* [DOCUMENT SOURCE]:
........

Demande à quelqu'un pourquoi il veut réduire sa consommation d'alcool : il répondra « la santé ». C'est la réponse attendue. Chez les plus gros buveurs, elle est ailleurs - récupérer sa vie.
Ce qu'ils ont fait
Des chercheurs ont étudié 2 520 utilisateurs de Drink Less, une appli britannique de réduction de la consommation d'alcool, inscrits entre mai 2016 et juin 2024. À l'inscription, l'appli demandait de terminer une phrase : « Je veux réduire ma consommation d'alcool parce que... ». Les réponses arrivaient en texte libre. L'équipe les a lues une par une et codées par motivations récurrentes, une méthode qui s'appelle l'analyse de contenu. Ensuite, elle a regardé si la répartition bougeait selon l'âge, le sexe et le score AUDIT (Alcohol Use Disorders Identification Test), un questionnaire standard qui range les buveurs par zones de risque d'après la quantité et la fréquence.
Ce qu'ils ont trouvé
Six motivations reviennent sans cesse :
- Santé physique. La plus citée, et de loin : 52,7 % des utilisateurs, soit 1 329 sur 2 520.
- Se sentir mieux dans son corps. 32,7 %.
- Bien-être mental. 22,5 %.
- La maîtrise - reprendre la main sur sa consommation, et sur sa vie. 19,2 %.
- Une vie différente. 12,7 %.
- Les relations. 12,3 %. Le plus petit groupe, et pourtant un utilisateur sur huit.
Ça devient intéressant quand on découpe par zone de risque AUDIT. La santé physique et le fait de se sentir mieux dans son corps reviennent MOINS souvent chez les personnes des zones à risque élevé. Le bien-être mental, la maîtrise, une vie différente, les relations : tous plus fréquents dans ce même groupe.

........

* [TÂCHE]: Rédigez la suite de l'article ci-dessus sur les motivations des utilisateurs de Drink Less, s'il vous plaît, en reprenant juste après sa dernière phrase.

* [Données d'analyse de mise en page]:
........

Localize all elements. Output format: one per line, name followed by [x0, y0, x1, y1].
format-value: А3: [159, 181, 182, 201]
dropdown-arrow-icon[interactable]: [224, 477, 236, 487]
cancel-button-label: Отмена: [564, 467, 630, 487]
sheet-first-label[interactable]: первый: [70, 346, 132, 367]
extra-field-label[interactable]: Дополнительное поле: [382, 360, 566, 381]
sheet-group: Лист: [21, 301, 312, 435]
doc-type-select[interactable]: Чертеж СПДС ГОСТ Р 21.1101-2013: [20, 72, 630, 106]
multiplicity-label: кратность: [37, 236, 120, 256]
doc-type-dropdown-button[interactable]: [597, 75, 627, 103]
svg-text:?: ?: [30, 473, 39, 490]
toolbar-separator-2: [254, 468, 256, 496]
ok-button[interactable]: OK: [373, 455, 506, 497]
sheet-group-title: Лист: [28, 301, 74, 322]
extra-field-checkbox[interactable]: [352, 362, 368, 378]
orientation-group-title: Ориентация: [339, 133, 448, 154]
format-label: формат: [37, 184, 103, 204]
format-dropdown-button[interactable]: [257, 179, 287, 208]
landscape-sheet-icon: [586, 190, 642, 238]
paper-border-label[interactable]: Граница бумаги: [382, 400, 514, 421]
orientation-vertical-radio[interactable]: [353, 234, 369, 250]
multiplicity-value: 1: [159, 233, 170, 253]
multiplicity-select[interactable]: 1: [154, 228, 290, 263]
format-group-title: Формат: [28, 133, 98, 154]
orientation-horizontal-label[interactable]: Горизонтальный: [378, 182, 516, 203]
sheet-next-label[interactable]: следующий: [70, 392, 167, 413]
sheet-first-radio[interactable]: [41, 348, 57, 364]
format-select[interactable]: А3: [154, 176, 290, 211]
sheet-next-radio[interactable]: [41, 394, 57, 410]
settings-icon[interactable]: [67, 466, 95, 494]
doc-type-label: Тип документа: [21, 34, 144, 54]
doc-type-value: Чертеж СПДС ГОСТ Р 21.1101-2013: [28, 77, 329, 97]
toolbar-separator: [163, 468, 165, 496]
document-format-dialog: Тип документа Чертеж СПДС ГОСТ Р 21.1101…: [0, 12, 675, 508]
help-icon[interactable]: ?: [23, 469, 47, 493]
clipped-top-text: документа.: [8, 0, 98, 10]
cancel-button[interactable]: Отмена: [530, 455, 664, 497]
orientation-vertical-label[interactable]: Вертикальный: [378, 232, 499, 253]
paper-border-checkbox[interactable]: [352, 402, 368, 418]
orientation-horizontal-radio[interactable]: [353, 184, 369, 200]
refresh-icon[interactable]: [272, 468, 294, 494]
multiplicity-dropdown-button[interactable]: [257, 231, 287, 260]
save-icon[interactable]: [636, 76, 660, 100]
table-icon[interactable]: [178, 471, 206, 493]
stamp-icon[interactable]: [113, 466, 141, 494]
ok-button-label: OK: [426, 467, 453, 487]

........

* [RÉPONSE]:
Dit simplement : les personnes qui boivent peu s'inquiètent pour leur corps. Celles qui boivent beaucoup s'inquiètent pour leur vie.
Ce que ça signifie
Le message « réduis ta consommation pour ta santé » n'est donc pas universel. Il parle à ceux qui boivent déjà modérément et qui pensent à l'avenir. Il rate ceux qui en auraient le plus besoin - ceux qui boivent beaucoup et qui cherchent, en fait, à reprendre la main.
C'est la motivation qui m'intéresse le plus, et celle à laquelle je pense en construisant AlcoBalance. La maîtrise, ce n'est pas un avertissement sur ton foie. C'est ce moment en milieu de soirée où tu aimerais savoir où tu en es vraiment. AlcoBalance est fait pour ce moment-là : ton rythme, la direction que prend ton pic, et à peu près quand la descente arrive. De quoi ajuster avant que la soirée décide à ta place, pas le lendemain matin.
Une campagne bâtie sur les dommages au foie touchera ceux qui s'inquiètent déjà pour leur corps. À celui dont la vraie plainte est de ne plus se sentir lui-même, ou qui voit l'alcool lui coûter des relations qui comptent, elle ne dira pas grand-chose. La maîtrise mérite sa propre campagne. Séparée de celle sur la santé.